> [Items]:

__________

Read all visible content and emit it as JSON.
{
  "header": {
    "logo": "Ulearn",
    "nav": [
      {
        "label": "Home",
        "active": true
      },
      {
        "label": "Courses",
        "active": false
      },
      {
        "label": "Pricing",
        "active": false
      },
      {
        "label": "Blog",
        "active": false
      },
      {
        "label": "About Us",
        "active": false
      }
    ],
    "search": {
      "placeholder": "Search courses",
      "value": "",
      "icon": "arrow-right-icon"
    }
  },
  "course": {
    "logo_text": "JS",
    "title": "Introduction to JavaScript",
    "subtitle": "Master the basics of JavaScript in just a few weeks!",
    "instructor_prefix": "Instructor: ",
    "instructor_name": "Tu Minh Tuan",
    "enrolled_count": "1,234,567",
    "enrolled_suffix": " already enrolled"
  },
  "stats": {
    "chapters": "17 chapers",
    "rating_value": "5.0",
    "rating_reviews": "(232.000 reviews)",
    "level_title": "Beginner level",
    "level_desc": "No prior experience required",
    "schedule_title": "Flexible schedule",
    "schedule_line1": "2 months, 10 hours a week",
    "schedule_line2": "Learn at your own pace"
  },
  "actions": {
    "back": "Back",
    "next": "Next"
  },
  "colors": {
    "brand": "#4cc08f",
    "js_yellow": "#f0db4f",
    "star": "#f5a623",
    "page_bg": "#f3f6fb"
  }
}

__________

Look over the listing. Pull out every line with the string "label" in it.

> [Full solution]:
        "label": "Home",
        "label": "Courses",
        "label": "Pricing",
        "label": "Blog",
        "label": "About Us",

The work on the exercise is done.